# What to produce
Among the entries below, find the lines with "mean" and copy them.

# Data for processing
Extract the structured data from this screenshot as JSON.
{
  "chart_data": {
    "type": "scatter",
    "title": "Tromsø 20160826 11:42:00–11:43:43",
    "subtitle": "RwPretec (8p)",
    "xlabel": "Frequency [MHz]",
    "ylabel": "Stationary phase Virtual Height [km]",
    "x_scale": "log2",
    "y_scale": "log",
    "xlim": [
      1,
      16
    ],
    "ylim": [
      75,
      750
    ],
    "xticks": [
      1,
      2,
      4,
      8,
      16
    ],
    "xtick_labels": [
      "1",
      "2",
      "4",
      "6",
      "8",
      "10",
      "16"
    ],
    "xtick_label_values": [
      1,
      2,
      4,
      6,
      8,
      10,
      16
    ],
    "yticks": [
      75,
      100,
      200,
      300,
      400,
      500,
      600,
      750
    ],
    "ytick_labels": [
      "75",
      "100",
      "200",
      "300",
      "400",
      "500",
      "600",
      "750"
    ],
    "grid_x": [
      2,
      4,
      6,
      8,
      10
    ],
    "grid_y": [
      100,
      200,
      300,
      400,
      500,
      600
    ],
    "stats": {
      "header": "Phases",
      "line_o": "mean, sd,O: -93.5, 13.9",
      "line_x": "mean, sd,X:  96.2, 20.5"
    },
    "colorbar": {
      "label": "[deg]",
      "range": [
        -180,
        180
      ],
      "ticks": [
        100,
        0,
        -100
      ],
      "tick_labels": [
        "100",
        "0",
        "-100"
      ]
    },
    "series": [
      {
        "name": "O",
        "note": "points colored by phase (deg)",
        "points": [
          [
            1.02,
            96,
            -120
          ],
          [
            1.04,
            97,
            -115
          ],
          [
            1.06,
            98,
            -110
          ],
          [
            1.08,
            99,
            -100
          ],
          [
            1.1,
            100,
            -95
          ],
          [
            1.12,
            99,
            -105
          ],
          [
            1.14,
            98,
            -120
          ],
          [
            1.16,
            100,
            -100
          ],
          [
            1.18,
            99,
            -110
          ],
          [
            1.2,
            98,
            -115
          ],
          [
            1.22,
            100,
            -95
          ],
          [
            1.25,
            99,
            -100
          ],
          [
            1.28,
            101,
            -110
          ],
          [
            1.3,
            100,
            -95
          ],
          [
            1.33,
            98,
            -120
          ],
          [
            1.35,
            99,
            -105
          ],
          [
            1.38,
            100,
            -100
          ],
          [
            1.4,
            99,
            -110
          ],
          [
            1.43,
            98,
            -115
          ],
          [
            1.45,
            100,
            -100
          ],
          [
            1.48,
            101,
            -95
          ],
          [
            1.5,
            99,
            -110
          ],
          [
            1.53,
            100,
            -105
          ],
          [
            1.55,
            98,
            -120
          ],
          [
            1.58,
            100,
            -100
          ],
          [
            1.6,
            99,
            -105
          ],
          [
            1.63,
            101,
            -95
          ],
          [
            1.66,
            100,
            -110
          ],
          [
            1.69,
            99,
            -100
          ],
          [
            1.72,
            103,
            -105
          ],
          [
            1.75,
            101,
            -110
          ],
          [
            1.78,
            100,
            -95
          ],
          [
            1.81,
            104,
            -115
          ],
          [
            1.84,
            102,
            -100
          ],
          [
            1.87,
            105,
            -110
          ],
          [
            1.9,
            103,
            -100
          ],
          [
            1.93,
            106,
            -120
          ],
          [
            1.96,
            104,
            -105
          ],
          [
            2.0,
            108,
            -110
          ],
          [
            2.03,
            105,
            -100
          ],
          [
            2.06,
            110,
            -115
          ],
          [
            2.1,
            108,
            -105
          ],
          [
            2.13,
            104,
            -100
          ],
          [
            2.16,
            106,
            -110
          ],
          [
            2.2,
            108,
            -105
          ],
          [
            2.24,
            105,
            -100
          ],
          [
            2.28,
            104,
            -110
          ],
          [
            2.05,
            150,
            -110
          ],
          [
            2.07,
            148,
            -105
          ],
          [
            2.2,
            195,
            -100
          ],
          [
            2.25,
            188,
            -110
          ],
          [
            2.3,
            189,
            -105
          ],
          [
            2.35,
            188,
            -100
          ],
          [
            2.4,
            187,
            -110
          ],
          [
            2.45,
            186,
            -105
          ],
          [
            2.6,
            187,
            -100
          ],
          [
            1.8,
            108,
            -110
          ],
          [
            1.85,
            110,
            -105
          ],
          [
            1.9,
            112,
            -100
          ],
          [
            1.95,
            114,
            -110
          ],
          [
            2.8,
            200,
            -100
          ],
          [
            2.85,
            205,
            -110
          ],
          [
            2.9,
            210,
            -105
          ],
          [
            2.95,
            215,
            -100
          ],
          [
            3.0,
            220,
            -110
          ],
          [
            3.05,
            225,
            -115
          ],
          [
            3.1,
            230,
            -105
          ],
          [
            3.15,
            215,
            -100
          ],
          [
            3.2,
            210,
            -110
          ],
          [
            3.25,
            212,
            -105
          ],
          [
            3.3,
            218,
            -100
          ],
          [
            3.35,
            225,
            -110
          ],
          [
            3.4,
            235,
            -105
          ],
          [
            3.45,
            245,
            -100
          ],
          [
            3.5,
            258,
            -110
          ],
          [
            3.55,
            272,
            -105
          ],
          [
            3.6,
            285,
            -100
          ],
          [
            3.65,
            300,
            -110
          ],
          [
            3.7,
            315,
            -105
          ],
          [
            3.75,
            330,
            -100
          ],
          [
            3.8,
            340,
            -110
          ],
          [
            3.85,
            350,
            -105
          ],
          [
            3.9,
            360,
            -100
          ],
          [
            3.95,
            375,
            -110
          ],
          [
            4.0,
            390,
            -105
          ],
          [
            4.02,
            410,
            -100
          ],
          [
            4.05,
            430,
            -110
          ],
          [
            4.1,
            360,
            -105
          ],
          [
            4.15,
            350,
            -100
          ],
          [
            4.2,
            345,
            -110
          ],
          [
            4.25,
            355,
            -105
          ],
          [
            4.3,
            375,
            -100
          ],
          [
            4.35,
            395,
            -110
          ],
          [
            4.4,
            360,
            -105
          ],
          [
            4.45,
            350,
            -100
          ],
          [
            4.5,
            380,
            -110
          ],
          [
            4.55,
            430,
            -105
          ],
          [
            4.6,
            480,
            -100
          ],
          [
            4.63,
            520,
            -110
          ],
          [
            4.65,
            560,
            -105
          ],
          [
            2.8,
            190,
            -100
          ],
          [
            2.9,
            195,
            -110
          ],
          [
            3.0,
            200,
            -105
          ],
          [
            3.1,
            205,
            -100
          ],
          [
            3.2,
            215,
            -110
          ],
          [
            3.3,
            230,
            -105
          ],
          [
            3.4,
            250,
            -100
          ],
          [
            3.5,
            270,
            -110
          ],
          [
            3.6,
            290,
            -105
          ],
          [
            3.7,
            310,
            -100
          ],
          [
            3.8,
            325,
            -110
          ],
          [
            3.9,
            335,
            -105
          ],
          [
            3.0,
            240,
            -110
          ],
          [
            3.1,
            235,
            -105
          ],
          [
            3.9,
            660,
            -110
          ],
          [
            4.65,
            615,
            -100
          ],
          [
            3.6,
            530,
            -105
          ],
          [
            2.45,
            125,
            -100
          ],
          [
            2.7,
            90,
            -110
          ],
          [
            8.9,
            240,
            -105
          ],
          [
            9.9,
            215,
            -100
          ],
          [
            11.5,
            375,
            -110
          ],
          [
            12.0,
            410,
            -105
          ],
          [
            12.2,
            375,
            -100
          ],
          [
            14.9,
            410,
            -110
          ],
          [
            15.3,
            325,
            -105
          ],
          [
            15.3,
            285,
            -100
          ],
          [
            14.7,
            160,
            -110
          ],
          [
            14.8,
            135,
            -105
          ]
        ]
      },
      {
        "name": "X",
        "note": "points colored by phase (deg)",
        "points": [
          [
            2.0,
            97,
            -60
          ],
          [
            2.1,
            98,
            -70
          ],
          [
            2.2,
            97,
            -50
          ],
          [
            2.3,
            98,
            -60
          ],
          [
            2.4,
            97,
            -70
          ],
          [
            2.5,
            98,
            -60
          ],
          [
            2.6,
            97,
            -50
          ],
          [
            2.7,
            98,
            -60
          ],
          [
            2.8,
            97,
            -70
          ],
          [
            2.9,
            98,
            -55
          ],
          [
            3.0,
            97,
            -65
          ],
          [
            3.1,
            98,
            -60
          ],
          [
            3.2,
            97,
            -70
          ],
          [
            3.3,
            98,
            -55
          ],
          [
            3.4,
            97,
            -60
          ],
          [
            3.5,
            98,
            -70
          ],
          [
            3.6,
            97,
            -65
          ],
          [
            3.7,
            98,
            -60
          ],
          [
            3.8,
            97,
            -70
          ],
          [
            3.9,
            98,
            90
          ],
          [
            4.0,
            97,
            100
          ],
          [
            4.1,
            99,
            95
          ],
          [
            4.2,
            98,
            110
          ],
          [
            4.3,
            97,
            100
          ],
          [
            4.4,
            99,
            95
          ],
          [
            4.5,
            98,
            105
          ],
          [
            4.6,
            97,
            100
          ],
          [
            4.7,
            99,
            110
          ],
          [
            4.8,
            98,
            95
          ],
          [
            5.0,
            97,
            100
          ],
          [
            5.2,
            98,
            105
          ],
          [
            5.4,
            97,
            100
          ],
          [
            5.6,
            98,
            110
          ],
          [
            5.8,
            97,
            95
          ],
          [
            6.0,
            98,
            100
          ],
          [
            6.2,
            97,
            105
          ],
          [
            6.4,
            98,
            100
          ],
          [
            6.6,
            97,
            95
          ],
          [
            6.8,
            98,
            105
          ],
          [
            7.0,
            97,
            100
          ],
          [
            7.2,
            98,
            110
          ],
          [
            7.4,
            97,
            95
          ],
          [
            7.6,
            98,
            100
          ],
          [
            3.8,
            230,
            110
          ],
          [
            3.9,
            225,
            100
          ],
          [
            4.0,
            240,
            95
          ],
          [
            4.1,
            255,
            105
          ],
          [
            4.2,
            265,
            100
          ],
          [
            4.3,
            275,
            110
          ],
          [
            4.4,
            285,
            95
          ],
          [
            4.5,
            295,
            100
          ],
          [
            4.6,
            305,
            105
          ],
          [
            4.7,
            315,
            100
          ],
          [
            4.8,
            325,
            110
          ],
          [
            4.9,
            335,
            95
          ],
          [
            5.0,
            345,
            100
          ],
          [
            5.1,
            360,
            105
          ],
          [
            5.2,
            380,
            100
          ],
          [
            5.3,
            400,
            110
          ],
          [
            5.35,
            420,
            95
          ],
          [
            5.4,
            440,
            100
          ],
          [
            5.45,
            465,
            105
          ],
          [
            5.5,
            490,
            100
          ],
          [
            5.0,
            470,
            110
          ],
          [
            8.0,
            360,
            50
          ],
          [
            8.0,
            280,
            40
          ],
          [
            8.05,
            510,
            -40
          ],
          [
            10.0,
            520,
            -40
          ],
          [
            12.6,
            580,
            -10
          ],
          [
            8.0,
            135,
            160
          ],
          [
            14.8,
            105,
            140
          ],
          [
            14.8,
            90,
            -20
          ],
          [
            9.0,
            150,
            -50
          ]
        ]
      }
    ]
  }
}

# Task result
      "line_o": "mean, sd,O: -93.5, 13.9",
      "line_x": "mean, sd,X:  96.2, 20.5"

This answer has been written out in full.